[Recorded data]
━━━━━━━━━━

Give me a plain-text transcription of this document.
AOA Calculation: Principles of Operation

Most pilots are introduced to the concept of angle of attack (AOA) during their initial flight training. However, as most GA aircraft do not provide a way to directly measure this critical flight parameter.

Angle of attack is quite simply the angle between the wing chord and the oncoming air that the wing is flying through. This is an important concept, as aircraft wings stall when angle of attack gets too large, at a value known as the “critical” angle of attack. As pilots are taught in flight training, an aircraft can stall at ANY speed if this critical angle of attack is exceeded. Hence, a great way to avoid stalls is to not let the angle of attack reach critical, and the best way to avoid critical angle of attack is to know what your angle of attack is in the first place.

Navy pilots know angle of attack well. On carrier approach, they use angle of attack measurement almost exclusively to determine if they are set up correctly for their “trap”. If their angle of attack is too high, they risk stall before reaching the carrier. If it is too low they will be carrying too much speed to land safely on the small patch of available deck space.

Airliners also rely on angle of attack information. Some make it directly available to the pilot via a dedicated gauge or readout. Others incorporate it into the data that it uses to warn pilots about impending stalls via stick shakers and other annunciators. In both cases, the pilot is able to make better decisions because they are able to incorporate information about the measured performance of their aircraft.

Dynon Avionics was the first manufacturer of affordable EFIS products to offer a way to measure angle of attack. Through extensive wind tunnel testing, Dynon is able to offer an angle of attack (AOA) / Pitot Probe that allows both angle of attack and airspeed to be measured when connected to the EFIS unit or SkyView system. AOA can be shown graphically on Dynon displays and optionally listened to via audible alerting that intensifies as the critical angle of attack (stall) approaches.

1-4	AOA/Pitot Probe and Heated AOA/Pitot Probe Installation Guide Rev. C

━━━━━━━━━━

TASK TO COMPLETE >>
Return all of the data exactly as it reads.

TASK OUTPUT >>
Give me a plain-text transcription of this document.
AOA Calculation: Principles of Operation

Most pilots are introduced to the concept of angle of attack (AOA) during their initial flight training. However, as most GA aircraft do not provide a way to directly measure this critical flight parameter.

Angle of attack is quite simply the angle between the wing chord and the oncoming air that the wing is flying through. This is an important concept, as aircraft wings stall when angle of attack gets too large, at a value known as the “critical” angle of attack. As pilots are taught in flight training, an aircraft can stall at ANY speed if this critical angle of attack is exceeded. Hence, a great way to avoid stalls is to not let the angle of attack reach critical, and the best way to avoid critical angle of attack is to know what your angle of attack is in the first place.

Navy pilots know angle of attack well. On carrier approach, they use angle of attack measurement almost exclusively to determine if they are set up correctly for their “trap”. If their angle of attack is too high, they risk stall before reaching the carrier. If it is too low they will be carrying too much speed to land safely on the small patch of available deck space.

Airliners also rely on angle of attack information. Some make it directly available to the pilot via a dedicated gauge or readout. Others incorporate it into the data that it uses to warn pilots about impending stalls via stick shakers and other annunciators. In both cases, the pilot is able to make better decisions because they are able to incorporate information about the measured performance of their aircraft.

Dynon Avionics was the first manufacturer of affordable EFIS products to offer a way to measure angle of attack. Through extensive wind tunnel testing, Dynon is able to offer an angle of attack (AOA) / Pitot Probe that allows both angle of attack and airspeed to be measured when connected to the EFIS unit or SkyView system. AOA can be shown graphically on Dynon displays and optionally listened to via audible alerting that intensifies as the critical angle of attack (stall) approaches.

1-4	AOA/Pitot Probe and Heated AOA/Pitot Probe Installation Guide Rev. C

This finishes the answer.